### Extract provided
--- --- ---
Quantcast

Comments about ‘Common Core opponents warn lawmakers to act or be voted out’

Return to article »

Published: Tuesday, Feb. 18 2014 9:15 p.m. MST

Comments
  • Oldest first
  • Newest first
  • Most recommended
Owen
Heber City, UT

We supporters of the the Utah Core expect Utah legislators to ignore this vocal minority. We expect you to listen to the majority of citizens and teachers. This is an election year. We are taking note of who is with our children and who is not, and we will be making our voices heard in the voting booth.

teachermom6
Northern Utah, UT

I am not a supporter of Common Core! However, everyone in this state seems to scream school reform and legislate education methodology in our schools yearly with new programs here, and teacher reforms there. It has gotten to the point of being ridiculous to be a teacher...I have never seen moral this low! The main problems in education today do not stem from lack of "programs" or poor teaching methods, they stem from the breakdown of the family. Without stability in our homes, and teachers working as a three-legged stool with students and parents nothing will ever change. What needs to happen in education will never happen under our current belief of not "hurting feelings". Teachers need accountability sure, but students and parents do as well.
--- --- ---
### Dataset entries

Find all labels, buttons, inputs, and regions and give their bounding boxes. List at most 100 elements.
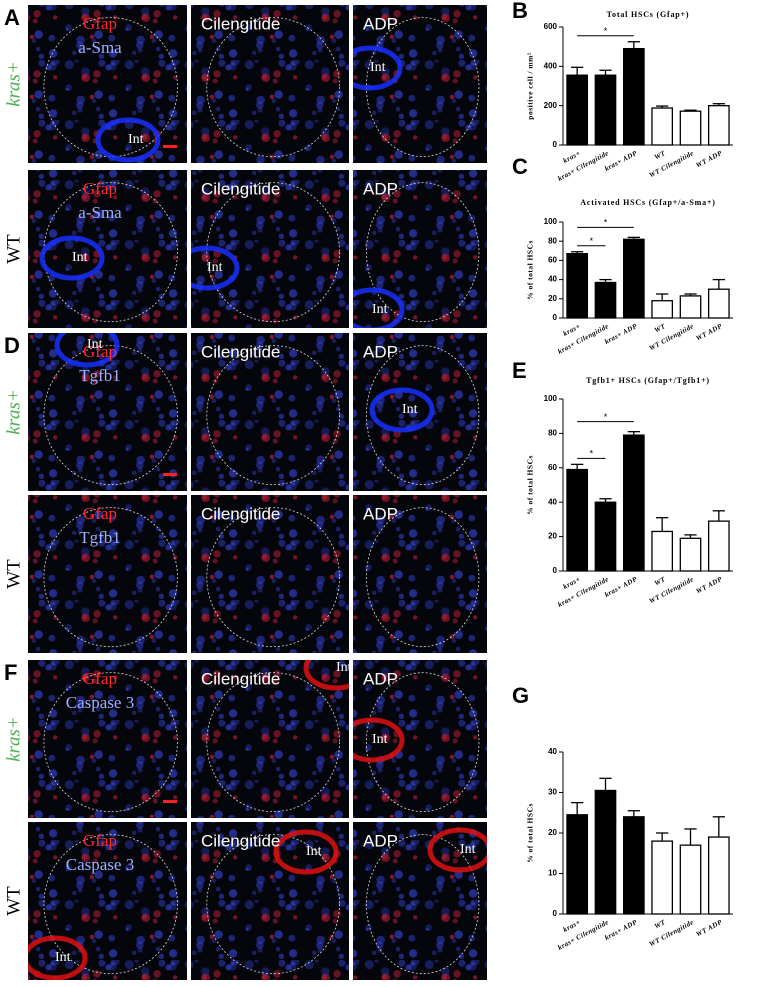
intestine-wall bbox=[353, 45, 403, 91]
error-bar bbox=[627, 810, 640, 817]
image-texture bbox=[28, 660, 187, 818]
image-texture bbox=[191, 822, 349, 980]
error-bar bbox=[712, 278, 725, 290]
structure-label: Int bbox=[372, 302, 388, 317]
y-tick-label: 40 bbox=[548, 497, 557, 506]
tissue-outline bbox=[43, 834, 178, 975]
y-tick-label: 600 bbox=[544, 22, 558, 31]
x-tick-label: WT ADP bbox=[695, 918, 724, 939]
error-bar bbox=[599, 278, 612, 283]
image-title: Cilengitide bbox=[201, 14, 280, 33]
image-title: ADP bbox=[363, 179, 398, 198]
error-bar bbox=[684, 293, 697, 296]
structure-label: Int bbox=[207, 260, 223, 275]
chart-title: Tgfb1+ HSCs (Gfap+/Tgfb1+) bbox=[586, 376, 710, 385]
intestine-wall bbox=[95, 117, 161, 163]
y-tick-label: 100 bbox=[544, 217, 558, 226]
image-texture bbox=[191, 495, 349, 653]
image-title: ADP bbox=[363, 504, 398, 523]
micrograph bbox=[28, 495, 187, 653]
y-tick-label: 60 bbox=[548, 256, 557, 265]
error-bar bbox=[599, 69, 612, 76]
x-tick-label: WT ADP bbox=[695, 575, 724, 596]
stain-label: Gfap bbox=[83, 342, 117, 361]
micrograph bbox=[191, 660, 349, 818]
intestine-wall bbox=[369, 387, 435, 433]
micrograph bbox=[353, 495, 487, 653]
image-title: Cilengitide bbox=[201, 504, 280, 523]
significance-label: * bbox=[604, 412, 608, 422]
tissue-outline bbox=[365, 507, 480, 648]
bar bbox=[566, 74, 589, 146]
error-bar bbox=[599, 777, 612, 791]
micrograph bbox=[353, 822, 487, 980]
tissue-outline bbox=[365, 834, 480, 975]
row-label: kras+ bbox=[3, 389, 24, 435]
structure-label: Int bbox=[306, 844, 322, 859]
micrograph bbox=[353, 333, 487, 491]
row-label: WT bbox=[3, 234, 24, 264]
bar bbox=[594, 501, 617, 572]
y-tick-label: 20 bbox=[548, 828, 557, 837]
image-texture bbox=[353, 5, 487, 163]
image-texture bbox=[191, 333, 349, 491]
y-axis-label: positive cell / mm² bbox=[526, 52, 535, 120]
bar bbox=[622, 816, 645, 915]
x-tick-label: WT bbox=[653, 149, 667, 162]
bar bbox=[594, 789, 617, 915]
bar bbox=[679, 110, 702, 146]
panel-letter: A bbox=[4, 5, 20, 30]
stain-label: Tgfb1 bbox=[79, 366, 121, 385]
y-tick-label: 0 bbox=[553, 909, 558, 918]
tissue-outline bbox=[206, 17, 340, 158]
error-bar bbox=[571, 66, 584, 76]
tissue-outline bbox=[43, 507, 178, 648]
tissue-outline bbox=[43, 17, 178, 158]
bar bbox=[707, 520, 730, 572]
error-bar bbox=[627, 41, 640, 49]
error-bar bbox=[656, 832, 669, 842]
stain-label: Gfap bbox=[83, 14, 117, 33]
chart-title: Activated HSCs (Gfap+/a-Sma+) bbox=[580, 198, 715, 207]
y-axis-label: % of total HSCs bbox=[526, 803, 535, 863]
error-bar bbox=[571, 251, 584, 254]
y-tick-label: 80 bbox=[548, 429, 557, 438]
y-tick-label: 400 bbox=[544, 61, 558, 70]
tissue-outline bbox=[43, 345, 178, 486]
intestine-wall bbox=[427, 827, 487, 873]
x-tick-label: kras+ bbox=[562, 322, 582, 338]
tissue-outline bbox=[206, 672, 340, 813]
scale-bar bbox=[163, 473, 177, 476]
y-tick-label: 200 bbox=[544, 101, 558, 110]
micrograph bbox=[191, 822, 349, 980]
bar bbox=[651, 840, 674, 915]
x-tick-label: kras+ ADP bbox=[603, 575, 638, 599]
tissue-outline bbox=[365, 182, 480, 323]
bar bbox=[679, 537, 702, 572]
y-axis-label: % of total HSCs bbox=[526, 455, 535, 515]
x-tick-label: kras+ Cilengitide bbox=[557, 918, 611, 952]
micrograph bbox=[28, 822, 187, 980]
bar bbox=[594, 281, 617, 319]
panel-letter: C bbox=[512, 154, 528, 179]
x-tick-label: kras+ ADP bbox=[603, 918, 638, 942]
micrograph bbox=[191, 333, 349, 491]
image-title: Cilengitide bbox=[201, 179, 280, 198]
bar-chart: G % of total HSCs 0 10 20 30 40 kras+kras+ Cile… bbox=[512, 683, 733, 952]
micrograph bbox=[191, 170, 349, 328]
bar bbox=[651, 300, 674, 319]
row-label: WT bbox=[3, 559, 24, 589]
micrograph bbox=[191, 5, 349, 163]
x-tick-label: WT ADP bbox=[695, 149, 724, 170]
image-texture bbox=[353, 170, 487, 328]
image-title: Cilengitide bbox=[201, 831, 280, 850]
structure-label: Int bbox=[72, 250, 88, 265]
x-tick-label: WT ADP bbox=[695, 322, 724, 343]
x-tick-label: WT bbox=[653, 322, 667, 335]
significance-label: * bbox=[590, 449, 594, 459]
image-title: Cilengitide bbox=[201, 669, 280, 688]
x-tick-label: WT bbox=[653, 918, 667, 931]
stain-label: Gfap bbox=[83, 504, 117, 523]
bar bbox=[707, 836, 730, 915]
--- --- ---
### Requirements
Summarize the reader comments on the Common Core article in two sentences.

### Response
One commenter, a supporter of the Utah Core, expects Utah legislators to ignore the vocal minority of opponents and listen to most citizens and teachers, noting that supporters will be heard in the voting booth this election year. Another commenter doesn't support Common Core but says yearly school reforms have made teaching ridiculous, argues that education's main problems stem from the breakdown of the family, and says students and parents need accountability as well as teachers.